- [What is expected]: Skip the images and copy each record exactly as written.

- [Dataset records]:
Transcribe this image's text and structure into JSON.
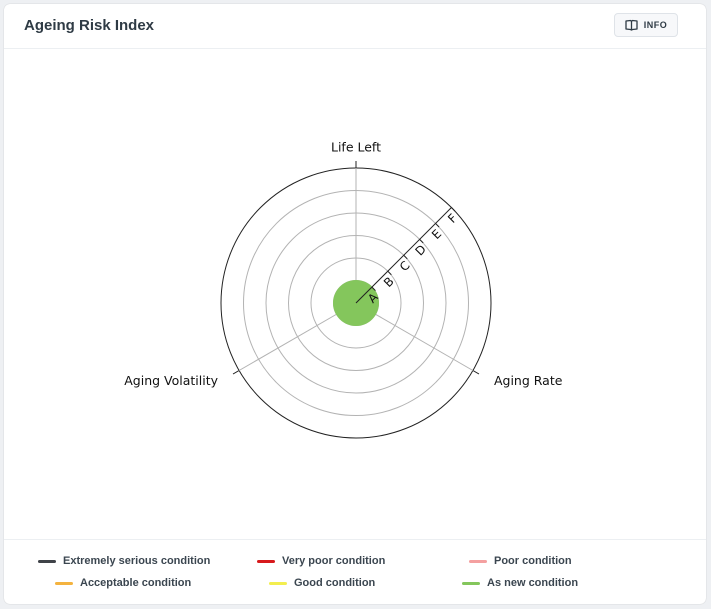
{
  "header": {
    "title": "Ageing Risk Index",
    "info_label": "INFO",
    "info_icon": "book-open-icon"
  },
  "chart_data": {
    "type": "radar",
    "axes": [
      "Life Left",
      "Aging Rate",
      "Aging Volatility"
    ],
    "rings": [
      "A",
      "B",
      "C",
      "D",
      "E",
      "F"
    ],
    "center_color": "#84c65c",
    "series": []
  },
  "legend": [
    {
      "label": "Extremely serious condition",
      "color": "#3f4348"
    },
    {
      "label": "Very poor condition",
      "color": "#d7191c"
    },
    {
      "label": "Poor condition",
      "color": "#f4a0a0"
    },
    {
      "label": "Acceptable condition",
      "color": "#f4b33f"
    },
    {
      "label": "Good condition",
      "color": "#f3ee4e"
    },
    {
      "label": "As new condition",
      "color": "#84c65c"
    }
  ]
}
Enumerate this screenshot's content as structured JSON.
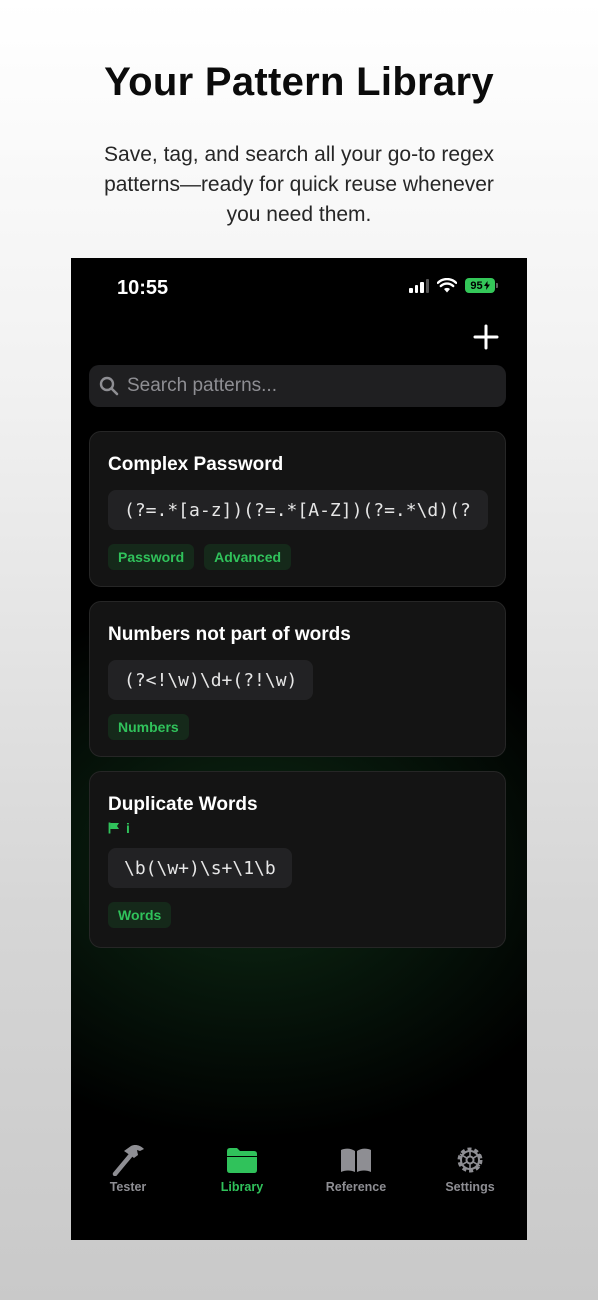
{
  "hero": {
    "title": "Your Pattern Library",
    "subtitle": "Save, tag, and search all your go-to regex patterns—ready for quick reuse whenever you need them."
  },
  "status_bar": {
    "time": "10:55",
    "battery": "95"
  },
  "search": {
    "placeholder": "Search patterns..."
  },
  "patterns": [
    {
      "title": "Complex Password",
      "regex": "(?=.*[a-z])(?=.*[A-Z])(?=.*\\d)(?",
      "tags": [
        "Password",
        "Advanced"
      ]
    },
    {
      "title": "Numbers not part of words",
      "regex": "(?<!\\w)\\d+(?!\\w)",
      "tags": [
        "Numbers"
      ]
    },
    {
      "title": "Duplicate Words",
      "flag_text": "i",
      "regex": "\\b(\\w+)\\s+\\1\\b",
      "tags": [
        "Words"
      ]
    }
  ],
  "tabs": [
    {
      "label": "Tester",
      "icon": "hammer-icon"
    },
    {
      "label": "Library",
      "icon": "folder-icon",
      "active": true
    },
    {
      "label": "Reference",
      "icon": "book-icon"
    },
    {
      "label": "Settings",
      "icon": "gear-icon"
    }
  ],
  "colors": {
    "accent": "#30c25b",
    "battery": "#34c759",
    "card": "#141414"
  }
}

- [Answer to this task]:
Transcribe this image's text and structure into JSON.
{
  "header": {
    "title": "Ageing Risk Index",
    "info_label": "INFO",
    "info_icon": "book-open-icon"
  },
  "chart_data": {
    "type": "radar",
    "axes": [
      "Life Left",
      "Aging Rate",
      "Aging Volatility"
    ],
    "rings": [
      "A",
      "B",
      "C",
      "D",
      "E",
      "F"
    ],
    "center_color": "#84c65c",
    "series": []
  },
  "legend": [
    {
      "label": "Extremely serious condition",
      "color": "#3f4348"
    },
    {
      "label": "Very poor condition",
      "color": "#d7191c"
    },
    {
      "label": "Poor condition",
      "color": "#f4a0a0"
    },
    {
      "label": "Acceptable condition",
      "color": "#f4b33f"
    },
    {
      "label": "Good condition",
      "color": "#f3ee4e"
    },
    {
      "label": "As new condition",
      "color": "#84c65c"
    }
  ]
}
Enumerate this screenshot's content as structured JSON.
{
  "hero": {
    "title": "Your Pattern Library",
    "subtitle": "Save, tag, and search all your go-to regex patterns—ready for quick reuse whenever you need them."
  },
  "status_bar": {
    "time": "10:55",
    "battery": "95"
  },
  "search": {
    "placeholder": "Search patterns..."
  },
  "patterns": [
    {
      "title": "Complex Password",
      "regex": "(?=.*[a-z])(?=.*[A-Z])(?=.*\\d)(?",
      "tags": [
        "Password",
        "Advanced"
      ]
    },
    {
      "title": "Numbers not part of words",
      "regex": "(?<!\\w)\\d+(?!\\w)",
      "tags": [
        "Numbers"
      ]
    },
    {
      "title": "Duplicate Words",
      "flag_text": "i",
      "regex": "\\b(\\w+)\\s+\\1\\b",
      "tags": [
        "Words"
      ]
    }
  ],
  "tabs": [
    {
      "label": "Tester",
      "icon": "hammer-icon"
    },
    {
      "label": "Library",
      "icon": "folder-icon",
      "active": true
    },
    {
      "label": "Reference",
      "icon": "book-icon"
    },
    {
      "label": "Settings",
      "icon": "gear-icon"
    }
  ],
  "colors": {
    "accent": "#30c25b",
    "battery": "#34c759",
    "card": "#141414"
  }
}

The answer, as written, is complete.